▶ [OBJECTIVE]:
Your job is to retype all of the data word for word, leaving every image out.

▶ [THE INPUT]:
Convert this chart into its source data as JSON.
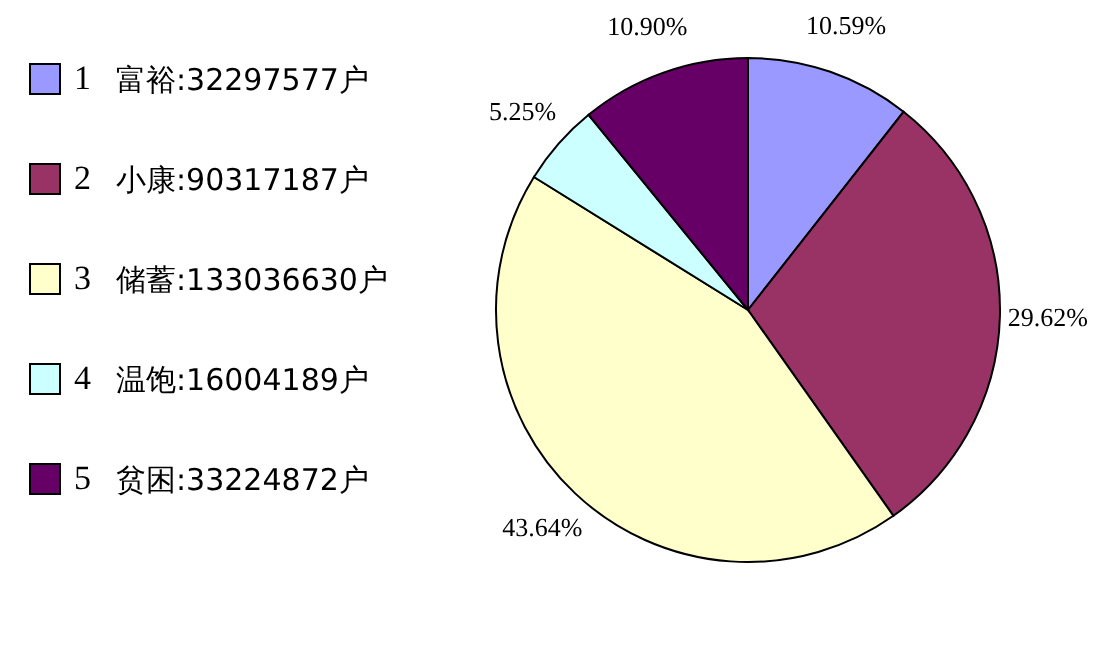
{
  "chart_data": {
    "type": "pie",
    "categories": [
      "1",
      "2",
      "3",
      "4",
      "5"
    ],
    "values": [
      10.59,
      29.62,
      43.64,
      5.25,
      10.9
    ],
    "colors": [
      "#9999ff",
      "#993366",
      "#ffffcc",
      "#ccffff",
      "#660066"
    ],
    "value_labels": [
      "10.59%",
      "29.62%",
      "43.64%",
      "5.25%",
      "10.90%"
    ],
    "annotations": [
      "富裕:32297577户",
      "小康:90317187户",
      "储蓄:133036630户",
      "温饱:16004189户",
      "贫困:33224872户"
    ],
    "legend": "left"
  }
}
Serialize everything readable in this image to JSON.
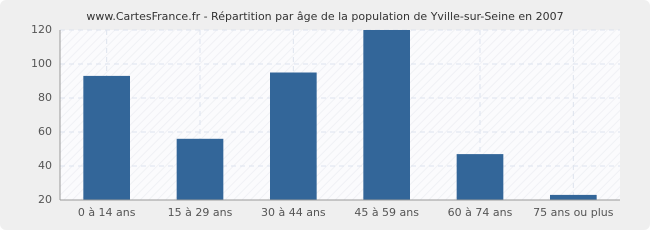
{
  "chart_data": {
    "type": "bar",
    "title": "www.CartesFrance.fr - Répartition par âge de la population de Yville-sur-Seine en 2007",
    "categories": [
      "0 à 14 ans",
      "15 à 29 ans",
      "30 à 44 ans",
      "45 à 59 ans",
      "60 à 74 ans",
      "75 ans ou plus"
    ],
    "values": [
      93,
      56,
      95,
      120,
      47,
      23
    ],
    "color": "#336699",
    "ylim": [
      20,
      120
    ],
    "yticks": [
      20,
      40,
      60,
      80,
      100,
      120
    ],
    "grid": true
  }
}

▶ [EXERCISE ANSWER]:
Convert this chart into its source data as JSON.
{
  "chart_data": {
    "type": "pie",
    "categories": [
      "1",
      "2",
      "3",
      "4",
      "5"
    ],
    "values": [
      10.59,
      29.62,
      43.64,
      5.25,
      10.9
    ],
    "colors": [
      "#9999ff",
      "#993366",
      "#ffffcc",
      "#ccffff",
      "#660066"
    ],
    "value_labels": [
      "10.59%",
      "29.62%",
      "43.64%",
      "5.25%",
      "10.90%"
    ],
    "annotations": [
      "富裕:32297577户",
      "小康:90317187户",
      "储蓄:133036630户",
      "温饱:16004189户",
      "贫困:33224872户"
    ],
    "legend": "left"
  }
}
Serialize everything readable in this image to JSON.
{
  "chart_data": {
    "type": "bar",
    "title": "www.CartesFrance.fr - Répartition par âge de la population de Yville-sur-Seine en 2007",
    "categories": [
      "0 à 14 ans",
      "15 à 29 ans",
      "30 à 44 ans",
      "45 à 59 ans",
      "60 à 74 ans",
      "75 ans ou plus"
    ],
    "values": [
      93,
      56,
      95,
      120,
      47,
      23
    ],
    "color": "#336699",
    "ylim": [
      20,
      120
    ],
    "yticks": [
      20,
      40,
      60,
      80,
      100,
      120
    ],
    "grid": true
  }
}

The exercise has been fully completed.